**** Source material

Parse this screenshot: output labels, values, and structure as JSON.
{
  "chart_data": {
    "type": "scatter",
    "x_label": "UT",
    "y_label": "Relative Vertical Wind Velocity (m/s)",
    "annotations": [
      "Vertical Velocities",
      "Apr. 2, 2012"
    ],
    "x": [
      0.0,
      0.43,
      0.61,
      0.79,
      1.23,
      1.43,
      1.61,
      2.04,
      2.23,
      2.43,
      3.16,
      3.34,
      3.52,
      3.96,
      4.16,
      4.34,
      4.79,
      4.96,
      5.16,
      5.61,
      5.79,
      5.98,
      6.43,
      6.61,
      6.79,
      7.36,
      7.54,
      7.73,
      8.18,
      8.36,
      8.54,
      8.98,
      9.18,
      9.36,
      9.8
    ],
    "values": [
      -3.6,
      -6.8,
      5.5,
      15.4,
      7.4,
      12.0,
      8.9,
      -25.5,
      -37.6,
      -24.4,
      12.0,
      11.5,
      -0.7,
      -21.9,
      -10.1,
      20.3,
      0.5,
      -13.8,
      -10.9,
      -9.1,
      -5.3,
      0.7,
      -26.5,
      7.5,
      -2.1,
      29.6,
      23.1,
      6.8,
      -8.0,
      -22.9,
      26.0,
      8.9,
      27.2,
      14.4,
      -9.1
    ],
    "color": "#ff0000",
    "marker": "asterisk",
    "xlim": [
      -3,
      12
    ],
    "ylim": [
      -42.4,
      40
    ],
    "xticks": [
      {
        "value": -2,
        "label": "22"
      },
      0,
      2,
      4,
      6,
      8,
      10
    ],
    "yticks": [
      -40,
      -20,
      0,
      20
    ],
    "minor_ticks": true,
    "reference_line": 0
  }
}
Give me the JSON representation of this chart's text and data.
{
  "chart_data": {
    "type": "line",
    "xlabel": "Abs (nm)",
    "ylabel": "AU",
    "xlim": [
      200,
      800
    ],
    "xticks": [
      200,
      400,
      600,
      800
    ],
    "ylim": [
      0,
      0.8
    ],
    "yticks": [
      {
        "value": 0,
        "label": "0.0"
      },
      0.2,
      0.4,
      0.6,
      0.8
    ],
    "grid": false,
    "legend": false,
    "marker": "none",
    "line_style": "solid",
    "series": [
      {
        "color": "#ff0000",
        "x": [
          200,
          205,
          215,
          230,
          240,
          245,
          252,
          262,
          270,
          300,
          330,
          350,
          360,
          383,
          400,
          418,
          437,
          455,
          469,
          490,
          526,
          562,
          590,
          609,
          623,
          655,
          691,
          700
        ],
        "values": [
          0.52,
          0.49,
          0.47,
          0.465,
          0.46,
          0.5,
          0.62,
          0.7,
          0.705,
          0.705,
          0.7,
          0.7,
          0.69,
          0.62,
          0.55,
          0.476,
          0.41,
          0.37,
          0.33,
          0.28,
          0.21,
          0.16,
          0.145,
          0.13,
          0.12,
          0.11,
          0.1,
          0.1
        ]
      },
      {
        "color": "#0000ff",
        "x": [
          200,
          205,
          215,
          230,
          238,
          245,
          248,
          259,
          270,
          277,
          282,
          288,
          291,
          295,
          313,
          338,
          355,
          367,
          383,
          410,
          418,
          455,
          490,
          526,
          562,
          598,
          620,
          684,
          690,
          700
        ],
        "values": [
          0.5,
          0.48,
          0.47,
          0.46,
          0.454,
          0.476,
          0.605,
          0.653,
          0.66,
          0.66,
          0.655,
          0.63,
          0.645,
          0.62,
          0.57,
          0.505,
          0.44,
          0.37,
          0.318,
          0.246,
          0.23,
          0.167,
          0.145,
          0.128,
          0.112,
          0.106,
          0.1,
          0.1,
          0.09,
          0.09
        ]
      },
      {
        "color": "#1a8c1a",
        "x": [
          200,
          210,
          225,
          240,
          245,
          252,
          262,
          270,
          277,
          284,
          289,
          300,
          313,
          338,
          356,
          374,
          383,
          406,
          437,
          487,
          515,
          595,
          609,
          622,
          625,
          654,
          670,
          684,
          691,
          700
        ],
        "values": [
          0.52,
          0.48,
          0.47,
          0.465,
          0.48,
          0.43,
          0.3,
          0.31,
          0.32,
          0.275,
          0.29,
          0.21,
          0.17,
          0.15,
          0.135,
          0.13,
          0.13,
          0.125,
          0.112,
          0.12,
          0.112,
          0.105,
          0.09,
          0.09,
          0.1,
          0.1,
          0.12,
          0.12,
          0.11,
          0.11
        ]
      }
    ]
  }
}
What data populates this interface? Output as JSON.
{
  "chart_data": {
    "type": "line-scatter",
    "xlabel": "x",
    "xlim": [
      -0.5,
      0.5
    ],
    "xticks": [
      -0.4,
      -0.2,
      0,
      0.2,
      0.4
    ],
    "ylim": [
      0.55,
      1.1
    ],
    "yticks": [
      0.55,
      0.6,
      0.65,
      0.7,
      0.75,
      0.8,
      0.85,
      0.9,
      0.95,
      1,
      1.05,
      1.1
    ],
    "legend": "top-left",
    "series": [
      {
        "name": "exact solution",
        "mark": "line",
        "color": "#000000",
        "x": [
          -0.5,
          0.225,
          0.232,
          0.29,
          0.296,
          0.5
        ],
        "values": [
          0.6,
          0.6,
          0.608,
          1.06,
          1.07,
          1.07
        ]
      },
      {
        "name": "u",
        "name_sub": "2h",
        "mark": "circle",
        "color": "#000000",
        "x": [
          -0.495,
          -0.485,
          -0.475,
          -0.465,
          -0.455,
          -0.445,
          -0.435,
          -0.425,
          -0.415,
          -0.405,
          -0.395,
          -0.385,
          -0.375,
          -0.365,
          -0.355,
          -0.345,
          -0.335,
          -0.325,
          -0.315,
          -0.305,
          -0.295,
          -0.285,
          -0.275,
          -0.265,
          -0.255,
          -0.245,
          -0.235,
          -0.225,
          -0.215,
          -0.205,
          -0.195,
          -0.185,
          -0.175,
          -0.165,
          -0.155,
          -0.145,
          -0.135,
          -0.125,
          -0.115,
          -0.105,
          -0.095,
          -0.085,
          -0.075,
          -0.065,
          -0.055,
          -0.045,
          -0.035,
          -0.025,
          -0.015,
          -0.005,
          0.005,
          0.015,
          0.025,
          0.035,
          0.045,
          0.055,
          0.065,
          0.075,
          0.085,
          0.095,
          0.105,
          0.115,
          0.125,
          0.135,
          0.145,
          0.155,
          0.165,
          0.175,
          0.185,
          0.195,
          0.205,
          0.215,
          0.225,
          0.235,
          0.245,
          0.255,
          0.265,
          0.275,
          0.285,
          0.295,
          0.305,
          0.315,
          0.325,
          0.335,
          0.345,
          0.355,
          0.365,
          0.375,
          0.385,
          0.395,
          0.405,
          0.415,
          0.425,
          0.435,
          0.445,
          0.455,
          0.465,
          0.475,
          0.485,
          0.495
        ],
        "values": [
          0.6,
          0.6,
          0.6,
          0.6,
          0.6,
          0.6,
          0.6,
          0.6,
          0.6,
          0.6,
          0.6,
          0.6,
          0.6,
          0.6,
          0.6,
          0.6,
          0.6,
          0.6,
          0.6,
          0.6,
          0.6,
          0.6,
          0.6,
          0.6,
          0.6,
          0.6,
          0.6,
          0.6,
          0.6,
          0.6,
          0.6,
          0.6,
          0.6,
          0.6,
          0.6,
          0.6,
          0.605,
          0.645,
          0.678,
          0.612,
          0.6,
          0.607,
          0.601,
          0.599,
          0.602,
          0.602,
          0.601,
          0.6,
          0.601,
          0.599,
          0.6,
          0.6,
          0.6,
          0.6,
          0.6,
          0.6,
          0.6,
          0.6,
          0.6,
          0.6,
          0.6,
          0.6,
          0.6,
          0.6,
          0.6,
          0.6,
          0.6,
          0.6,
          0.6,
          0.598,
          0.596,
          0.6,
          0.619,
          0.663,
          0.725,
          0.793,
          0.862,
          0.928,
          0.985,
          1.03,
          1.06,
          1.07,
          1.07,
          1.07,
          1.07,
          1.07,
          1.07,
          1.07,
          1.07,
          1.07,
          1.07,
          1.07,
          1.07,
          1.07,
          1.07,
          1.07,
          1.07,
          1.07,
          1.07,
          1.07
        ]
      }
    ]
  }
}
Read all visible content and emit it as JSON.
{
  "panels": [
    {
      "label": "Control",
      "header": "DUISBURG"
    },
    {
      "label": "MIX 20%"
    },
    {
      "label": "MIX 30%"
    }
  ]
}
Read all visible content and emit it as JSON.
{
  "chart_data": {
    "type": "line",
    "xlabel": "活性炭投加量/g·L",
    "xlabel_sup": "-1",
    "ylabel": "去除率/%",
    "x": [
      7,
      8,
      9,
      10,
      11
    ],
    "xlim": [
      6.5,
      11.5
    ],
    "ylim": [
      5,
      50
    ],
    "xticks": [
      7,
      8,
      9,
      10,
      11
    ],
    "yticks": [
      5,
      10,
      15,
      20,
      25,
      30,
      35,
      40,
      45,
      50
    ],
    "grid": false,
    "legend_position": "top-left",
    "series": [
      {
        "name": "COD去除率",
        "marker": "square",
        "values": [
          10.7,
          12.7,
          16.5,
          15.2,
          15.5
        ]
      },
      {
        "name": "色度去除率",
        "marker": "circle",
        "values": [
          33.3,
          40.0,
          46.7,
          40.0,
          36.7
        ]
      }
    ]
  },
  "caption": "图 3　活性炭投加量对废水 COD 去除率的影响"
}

********

• Directive
Reproduce each line of the entries in which the word "marker" is found.

• Problem solution
    "marker": "asterisk",
    "marker": "none",
        "marker": "square",
        "marker": "circle",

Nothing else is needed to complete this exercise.